▸ PAGE EXTRACT
>> Begin
2. The contract amount upon which the requirements set forth in paragraph 1 of Section VII is
computed includes the cost of material and manufactured products which are to be
purchased or produced by the contractor under the contract provisions.
The contractor shall furnish (a) a competent superintendent or supervisor who is employed
by the firm, has full authority to direct performance of the work in accordance with the
contract requirements, and is in charge of all construction operations (regardless of who
performs the work) and (b) such other of its own organizational resources (supervision,
management, and engineering services) as the SHA contracting officer determines is
necessary to assure the performance of the contract.
4. No portion of the contract shall be sublet, assigned or otherwise disposed of except with the
written consent of the SHA contracting officer, or authorized representative, and such
consent when given shall not be construed to relieve the contractor of any responsibility for
the fulfillment of the contract. Written consent will be given only after the SHA has assured
that each subcontract is evidenced in writing and that it contains all pertinent provisions and
requirements of the prime contract.
VIII. SAFETY: ACCIDENT PREVENTION
In the performance of this contract the contractor shall comply with all applicable Federal,
State, and local laws governing safety, health, and sanitation (23 CFR 635). The contractor
shall provide all safeguards, safety devices and protective equipment and take any other
needed actions as it determines, or as the SHA contracting officer may determine, to be
reasonably necessary to protect the life and health of employees on the job and the safety of
the public and to protect property in connection with the performance of the work covered by
the contract.
2. It is a condition of this contract, and shall be made a condition of each subcontract, which
the contractor enters into pursuant to this contract, that the contractor and any subcontractor
shall not permit any employee, in performance of the contract, to work in surroundings or
under conditions which are unsanitary, hazardous or dangerous to his /her health or safety,
as determined under construction safety and health standards (29 CFR 1926) promulgated
by the Secretary of Labor, in accordance with Section 107 of the Contract Work Hours and
Safety Standards Act (40 U.S.C. 333).
15
3. Pursuant to 29 CFR 1926.3, it is a condition of this contract that the Secretary of Labor or
authorized representative thereof, shall have right of entry to any site of contract
performance to inspect or investigate the matter of compliance with the construction safety
and health standards and to carry out the duties of the Secretary under Section 107 of the
Contract Work Hours and Safety Standards Act (40 U.S.C. 333).
>> End
▸ SUPPLIED INFORMATION
>> Begin
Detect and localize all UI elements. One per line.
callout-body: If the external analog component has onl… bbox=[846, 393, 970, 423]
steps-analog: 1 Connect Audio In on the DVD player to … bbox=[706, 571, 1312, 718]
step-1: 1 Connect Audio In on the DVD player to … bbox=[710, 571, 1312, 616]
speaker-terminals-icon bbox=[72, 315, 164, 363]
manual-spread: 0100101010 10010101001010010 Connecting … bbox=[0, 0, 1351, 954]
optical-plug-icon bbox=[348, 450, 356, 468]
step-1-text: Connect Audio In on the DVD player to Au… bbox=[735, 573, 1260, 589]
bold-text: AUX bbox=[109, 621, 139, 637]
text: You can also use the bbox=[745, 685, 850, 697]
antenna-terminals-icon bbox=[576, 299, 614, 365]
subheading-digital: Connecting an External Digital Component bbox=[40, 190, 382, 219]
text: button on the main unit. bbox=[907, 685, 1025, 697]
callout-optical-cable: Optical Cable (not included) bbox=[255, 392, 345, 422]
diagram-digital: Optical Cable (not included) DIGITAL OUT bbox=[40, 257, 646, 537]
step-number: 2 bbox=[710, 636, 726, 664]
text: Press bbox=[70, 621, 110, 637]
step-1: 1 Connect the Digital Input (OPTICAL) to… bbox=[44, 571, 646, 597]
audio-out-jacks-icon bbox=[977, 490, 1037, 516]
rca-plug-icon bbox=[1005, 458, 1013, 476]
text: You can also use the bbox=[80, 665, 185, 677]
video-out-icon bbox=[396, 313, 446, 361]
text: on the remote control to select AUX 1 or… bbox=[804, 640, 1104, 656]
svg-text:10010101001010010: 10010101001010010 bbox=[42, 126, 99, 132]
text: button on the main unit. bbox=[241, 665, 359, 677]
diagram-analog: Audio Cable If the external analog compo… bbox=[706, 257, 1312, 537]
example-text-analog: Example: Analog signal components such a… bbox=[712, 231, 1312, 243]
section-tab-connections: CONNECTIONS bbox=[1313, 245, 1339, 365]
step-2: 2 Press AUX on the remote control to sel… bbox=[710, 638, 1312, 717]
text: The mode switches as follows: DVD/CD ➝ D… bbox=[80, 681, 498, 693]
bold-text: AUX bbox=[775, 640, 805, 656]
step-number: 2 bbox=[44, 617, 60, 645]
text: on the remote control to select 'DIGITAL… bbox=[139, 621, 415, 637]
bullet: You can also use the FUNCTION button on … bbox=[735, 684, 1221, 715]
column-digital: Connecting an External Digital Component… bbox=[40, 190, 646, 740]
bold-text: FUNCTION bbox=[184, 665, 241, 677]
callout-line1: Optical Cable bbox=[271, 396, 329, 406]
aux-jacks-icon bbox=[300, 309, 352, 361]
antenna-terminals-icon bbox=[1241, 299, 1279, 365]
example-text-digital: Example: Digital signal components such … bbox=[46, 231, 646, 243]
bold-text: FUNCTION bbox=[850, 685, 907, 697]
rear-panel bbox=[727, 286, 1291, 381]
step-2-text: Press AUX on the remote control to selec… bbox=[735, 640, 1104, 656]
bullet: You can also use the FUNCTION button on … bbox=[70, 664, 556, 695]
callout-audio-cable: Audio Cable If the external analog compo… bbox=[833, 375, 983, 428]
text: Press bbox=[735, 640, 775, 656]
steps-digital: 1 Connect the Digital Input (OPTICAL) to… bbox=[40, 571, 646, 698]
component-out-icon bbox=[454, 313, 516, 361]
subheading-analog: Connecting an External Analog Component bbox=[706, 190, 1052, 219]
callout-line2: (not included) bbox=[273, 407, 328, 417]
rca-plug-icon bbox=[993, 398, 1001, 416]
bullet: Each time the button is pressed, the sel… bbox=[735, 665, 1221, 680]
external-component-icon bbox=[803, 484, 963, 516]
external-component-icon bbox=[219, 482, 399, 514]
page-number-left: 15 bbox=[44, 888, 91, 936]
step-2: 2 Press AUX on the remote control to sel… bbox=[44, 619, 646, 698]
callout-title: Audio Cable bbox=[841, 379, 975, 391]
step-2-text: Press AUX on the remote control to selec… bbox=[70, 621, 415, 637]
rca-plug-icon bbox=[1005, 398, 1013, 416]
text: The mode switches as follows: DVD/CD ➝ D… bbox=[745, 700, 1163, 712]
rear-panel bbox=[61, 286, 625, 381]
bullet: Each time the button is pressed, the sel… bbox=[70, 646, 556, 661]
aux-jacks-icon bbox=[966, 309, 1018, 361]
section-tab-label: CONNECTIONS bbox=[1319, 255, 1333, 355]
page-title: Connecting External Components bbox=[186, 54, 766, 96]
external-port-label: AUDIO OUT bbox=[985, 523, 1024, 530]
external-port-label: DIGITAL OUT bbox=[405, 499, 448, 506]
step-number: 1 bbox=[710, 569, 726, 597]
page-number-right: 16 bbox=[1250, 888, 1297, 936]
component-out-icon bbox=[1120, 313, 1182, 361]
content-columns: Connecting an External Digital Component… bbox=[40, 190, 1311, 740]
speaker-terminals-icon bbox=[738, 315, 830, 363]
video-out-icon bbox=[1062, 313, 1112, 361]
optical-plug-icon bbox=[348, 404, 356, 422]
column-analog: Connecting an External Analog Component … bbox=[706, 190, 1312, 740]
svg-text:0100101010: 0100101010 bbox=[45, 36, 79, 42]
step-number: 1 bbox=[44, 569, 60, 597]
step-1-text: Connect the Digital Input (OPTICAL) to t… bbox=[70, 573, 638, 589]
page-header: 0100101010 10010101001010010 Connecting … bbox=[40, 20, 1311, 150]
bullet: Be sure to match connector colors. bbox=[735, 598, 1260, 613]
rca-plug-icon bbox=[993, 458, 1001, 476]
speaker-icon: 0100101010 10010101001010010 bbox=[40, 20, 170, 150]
>> End
▸ GOAL
From the contract provisions, extract word for word the passage starting with "2. The contract" and going on through "the contract provisions.".

▸ SOLUTION TO THIS PROBLEM
2. The contract amount upon which the requirements set forth in paragraph 1 of Section VII is
computed includes the cost of material and manufactured products which are to be
purchased or produced by the contractor under the contract provisions.